→ Task
Look for the string "values" and copy every line that has it.

##### Dataset excerpts #####

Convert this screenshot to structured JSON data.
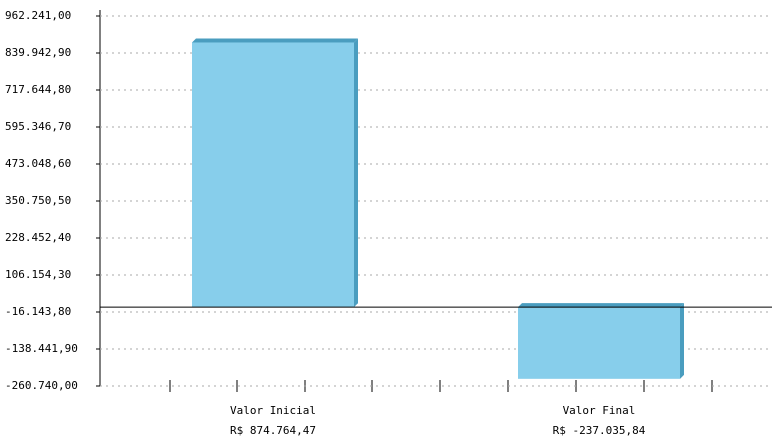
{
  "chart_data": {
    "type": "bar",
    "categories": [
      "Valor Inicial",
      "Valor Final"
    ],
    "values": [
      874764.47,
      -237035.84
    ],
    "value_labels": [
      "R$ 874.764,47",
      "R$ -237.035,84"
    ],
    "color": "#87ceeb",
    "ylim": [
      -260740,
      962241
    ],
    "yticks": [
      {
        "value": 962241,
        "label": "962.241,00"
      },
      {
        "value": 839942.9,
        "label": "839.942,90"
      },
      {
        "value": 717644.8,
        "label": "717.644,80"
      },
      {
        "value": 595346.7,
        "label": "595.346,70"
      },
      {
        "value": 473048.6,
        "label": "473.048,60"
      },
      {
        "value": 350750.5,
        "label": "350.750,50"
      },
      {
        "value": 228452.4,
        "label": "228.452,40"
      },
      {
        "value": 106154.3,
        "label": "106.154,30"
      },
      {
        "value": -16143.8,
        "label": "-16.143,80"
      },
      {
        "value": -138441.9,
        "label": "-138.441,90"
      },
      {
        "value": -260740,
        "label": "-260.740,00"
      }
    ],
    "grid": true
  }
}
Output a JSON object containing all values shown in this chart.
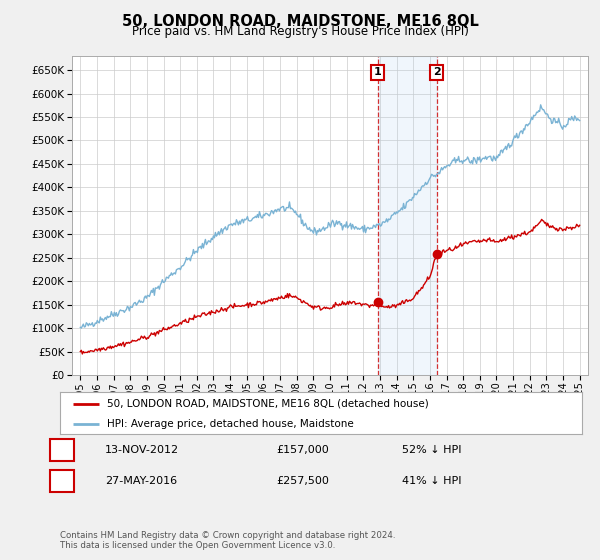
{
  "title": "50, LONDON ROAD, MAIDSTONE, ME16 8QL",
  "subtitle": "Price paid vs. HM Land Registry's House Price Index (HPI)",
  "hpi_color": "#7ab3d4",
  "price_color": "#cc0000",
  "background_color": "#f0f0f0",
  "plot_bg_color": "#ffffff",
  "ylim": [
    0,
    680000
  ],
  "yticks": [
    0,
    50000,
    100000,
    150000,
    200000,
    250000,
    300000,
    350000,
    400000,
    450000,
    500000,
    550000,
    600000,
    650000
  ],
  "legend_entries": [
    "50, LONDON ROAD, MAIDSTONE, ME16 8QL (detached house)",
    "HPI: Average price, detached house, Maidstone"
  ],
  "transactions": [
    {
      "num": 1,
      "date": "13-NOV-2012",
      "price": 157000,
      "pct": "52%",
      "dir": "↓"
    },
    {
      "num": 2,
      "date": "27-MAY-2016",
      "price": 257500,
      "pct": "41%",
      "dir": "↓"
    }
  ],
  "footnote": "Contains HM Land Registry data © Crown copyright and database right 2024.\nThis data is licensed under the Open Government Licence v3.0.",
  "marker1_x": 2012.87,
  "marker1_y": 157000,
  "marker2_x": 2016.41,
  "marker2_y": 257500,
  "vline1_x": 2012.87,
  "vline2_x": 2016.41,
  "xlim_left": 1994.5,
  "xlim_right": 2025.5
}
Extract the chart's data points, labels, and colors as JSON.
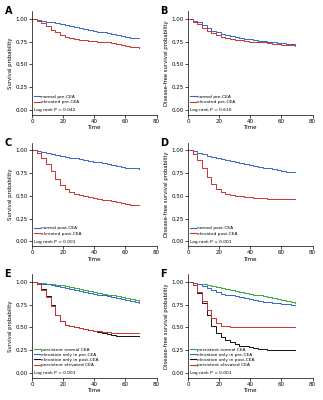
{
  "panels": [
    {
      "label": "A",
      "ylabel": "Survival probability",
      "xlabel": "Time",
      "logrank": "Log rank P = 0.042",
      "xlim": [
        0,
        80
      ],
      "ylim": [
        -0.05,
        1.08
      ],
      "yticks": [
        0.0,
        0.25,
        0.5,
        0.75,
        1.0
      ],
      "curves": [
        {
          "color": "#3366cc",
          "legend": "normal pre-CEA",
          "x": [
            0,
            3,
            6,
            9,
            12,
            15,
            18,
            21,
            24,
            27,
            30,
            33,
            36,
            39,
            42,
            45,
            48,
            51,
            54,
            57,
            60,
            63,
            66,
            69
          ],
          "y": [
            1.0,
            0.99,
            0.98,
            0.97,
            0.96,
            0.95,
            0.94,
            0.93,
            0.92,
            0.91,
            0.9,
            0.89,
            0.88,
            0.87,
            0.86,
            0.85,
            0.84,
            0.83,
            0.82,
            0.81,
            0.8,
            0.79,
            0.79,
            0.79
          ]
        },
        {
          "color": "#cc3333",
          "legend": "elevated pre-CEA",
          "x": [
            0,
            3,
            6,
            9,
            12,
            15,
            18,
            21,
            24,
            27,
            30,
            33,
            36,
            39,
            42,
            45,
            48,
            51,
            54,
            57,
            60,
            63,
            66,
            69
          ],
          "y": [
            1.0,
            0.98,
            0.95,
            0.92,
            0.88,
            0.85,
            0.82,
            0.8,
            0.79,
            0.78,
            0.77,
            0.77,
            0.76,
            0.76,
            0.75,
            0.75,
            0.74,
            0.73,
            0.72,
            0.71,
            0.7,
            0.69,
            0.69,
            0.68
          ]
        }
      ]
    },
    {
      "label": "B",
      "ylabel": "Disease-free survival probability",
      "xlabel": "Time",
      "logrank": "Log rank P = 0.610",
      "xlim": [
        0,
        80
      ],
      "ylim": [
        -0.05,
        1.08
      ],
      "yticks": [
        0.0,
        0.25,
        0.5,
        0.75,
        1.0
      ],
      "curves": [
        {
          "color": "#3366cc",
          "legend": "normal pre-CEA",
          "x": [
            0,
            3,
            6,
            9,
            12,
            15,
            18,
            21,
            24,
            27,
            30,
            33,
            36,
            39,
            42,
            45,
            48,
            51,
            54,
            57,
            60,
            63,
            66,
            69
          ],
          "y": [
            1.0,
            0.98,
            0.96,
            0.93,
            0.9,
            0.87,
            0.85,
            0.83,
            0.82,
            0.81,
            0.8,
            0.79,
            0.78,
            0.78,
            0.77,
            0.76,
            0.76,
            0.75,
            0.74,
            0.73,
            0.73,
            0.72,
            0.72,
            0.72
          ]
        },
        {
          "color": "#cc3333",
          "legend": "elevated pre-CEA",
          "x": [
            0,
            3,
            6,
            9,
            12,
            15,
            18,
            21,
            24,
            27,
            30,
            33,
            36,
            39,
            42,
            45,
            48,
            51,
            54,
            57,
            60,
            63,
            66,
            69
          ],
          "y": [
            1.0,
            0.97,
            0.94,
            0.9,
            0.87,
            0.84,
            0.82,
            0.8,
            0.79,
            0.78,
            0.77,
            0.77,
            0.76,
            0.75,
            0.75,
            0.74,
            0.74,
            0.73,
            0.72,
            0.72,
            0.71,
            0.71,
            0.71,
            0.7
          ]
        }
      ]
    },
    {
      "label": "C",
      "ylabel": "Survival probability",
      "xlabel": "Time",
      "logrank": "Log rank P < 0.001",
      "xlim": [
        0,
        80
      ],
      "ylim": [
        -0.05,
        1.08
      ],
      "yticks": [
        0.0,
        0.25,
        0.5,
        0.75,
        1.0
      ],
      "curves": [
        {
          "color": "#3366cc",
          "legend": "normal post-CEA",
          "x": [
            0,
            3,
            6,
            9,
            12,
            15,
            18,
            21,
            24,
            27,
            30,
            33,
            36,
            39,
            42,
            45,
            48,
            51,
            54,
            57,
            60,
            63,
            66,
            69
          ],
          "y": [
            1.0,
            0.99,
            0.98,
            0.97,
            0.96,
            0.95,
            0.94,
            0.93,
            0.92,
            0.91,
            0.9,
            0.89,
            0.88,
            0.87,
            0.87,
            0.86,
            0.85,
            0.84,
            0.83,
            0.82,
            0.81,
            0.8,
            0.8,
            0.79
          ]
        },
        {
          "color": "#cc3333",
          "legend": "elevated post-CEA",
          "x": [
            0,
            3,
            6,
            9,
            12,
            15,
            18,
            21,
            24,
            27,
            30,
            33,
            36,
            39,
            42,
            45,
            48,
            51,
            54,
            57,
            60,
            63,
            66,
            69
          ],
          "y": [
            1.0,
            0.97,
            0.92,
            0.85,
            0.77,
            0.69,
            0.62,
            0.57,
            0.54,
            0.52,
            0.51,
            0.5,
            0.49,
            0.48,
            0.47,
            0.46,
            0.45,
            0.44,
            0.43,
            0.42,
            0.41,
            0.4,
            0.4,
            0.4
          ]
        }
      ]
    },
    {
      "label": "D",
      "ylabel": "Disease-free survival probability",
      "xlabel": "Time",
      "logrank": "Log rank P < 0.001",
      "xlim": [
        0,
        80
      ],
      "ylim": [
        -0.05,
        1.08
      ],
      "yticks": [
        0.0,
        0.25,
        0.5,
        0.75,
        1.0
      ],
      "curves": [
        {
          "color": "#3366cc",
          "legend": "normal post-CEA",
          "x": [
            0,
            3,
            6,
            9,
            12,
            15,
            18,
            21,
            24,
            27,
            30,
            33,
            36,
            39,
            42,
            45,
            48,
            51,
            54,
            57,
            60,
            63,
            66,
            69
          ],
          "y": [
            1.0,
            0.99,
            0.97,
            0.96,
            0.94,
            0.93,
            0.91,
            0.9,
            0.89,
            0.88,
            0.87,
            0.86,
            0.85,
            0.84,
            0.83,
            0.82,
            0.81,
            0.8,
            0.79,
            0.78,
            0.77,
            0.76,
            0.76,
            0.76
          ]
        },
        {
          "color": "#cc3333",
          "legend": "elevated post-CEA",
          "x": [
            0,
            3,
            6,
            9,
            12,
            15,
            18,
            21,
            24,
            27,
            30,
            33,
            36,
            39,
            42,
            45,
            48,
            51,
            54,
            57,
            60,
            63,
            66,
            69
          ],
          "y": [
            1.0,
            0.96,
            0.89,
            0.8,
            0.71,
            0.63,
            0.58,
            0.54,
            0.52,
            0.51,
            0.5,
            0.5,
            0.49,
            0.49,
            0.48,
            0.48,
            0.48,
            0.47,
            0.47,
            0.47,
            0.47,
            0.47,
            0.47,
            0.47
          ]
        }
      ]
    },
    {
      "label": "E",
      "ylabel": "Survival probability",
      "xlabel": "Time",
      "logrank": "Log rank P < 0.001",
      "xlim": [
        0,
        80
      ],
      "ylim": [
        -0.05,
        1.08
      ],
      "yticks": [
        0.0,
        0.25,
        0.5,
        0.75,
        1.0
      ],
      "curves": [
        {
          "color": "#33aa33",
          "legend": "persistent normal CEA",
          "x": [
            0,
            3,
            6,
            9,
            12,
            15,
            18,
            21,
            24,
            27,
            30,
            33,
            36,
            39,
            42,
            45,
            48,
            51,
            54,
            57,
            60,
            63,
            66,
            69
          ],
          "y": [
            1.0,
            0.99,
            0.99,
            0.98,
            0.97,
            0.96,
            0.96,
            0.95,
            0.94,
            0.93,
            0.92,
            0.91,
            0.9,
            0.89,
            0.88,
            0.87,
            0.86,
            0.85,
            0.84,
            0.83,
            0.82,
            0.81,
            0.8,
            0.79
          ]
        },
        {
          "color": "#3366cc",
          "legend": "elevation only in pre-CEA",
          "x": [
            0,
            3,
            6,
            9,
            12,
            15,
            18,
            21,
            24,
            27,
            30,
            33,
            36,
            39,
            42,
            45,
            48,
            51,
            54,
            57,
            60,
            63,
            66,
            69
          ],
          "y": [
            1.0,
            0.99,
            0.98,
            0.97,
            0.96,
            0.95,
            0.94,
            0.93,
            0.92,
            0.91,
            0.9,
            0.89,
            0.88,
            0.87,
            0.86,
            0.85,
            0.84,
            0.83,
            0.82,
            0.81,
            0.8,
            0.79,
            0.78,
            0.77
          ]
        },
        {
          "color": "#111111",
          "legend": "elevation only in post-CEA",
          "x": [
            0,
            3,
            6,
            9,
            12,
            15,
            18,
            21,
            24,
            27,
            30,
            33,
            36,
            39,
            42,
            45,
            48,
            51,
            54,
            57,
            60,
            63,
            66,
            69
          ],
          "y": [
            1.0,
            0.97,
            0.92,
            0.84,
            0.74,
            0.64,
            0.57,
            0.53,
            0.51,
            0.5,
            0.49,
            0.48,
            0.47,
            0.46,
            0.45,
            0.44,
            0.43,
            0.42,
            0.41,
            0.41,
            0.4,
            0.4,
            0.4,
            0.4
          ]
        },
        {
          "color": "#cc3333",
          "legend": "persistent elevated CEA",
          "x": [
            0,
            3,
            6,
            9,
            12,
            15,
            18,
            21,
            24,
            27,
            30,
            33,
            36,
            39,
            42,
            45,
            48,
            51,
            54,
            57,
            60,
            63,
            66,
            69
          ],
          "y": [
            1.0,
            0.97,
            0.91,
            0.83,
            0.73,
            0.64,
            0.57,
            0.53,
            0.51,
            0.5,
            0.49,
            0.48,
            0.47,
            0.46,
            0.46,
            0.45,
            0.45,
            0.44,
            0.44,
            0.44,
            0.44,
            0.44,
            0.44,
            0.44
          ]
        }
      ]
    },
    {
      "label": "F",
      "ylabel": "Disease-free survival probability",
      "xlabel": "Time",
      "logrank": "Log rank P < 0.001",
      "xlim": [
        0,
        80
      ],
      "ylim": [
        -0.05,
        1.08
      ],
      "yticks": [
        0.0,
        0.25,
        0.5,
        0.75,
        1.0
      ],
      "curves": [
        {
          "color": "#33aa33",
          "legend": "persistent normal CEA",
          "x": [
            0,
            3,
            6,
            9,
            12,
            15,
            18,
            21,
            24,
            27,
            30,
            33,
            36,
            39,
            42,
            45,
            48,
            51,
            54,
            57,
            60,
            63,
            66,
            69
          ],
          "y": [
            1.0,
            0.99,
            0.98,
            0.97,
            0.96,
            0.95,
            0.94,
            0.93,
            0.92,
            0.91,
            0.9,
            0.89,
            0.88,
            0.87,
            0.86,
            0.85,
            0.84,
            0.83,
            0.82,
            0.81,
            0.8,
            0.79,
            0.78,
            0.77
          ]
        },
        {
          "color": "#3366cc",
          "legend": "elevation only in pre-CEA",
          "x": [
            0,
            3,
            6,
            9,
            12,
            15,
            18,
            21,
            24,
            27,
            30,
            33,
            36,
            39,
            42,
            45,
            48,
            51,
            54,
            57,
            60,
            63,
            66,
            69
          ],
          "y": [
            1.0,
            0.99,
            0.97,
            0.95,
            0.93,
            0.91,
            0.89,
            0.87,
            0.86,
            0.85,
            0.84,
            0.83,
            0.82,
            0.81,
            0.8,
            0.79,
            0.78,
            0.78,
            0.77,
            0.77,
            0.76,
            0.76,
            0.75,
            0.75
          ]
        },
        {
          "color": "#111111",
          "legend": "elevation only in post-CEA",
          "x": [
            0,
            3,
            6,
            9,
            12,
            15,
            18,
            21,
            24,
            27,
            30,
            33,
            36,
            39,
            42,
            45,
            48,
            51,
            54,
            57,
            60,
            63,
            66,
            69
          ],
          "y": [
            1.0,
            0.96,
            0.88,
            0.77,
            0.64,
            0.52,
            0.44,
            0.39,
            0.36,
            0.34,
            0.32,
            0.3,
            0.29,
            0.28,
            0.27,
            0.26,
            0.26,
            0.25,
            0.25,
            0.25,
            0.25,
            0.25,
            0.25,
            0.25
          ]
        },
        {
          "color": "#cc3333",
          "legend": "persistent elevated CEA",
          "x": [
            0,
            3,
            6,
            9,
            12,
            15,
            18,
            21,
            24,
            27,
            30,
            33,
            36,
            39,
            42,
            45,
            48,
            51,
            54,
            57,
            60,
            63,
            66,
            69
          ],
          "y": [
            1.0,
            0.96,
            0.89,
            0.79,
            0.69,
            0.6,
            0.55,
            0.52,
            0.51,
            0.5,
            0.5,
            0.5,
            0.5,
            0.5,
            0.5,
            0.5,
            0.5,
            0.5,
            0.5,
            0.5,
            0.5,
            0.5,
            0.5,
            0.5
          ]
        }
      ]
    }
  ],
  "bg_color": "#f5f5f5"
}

#####

→ Right answer
    "values": [
Output a JSON object containing all values shown in this chart.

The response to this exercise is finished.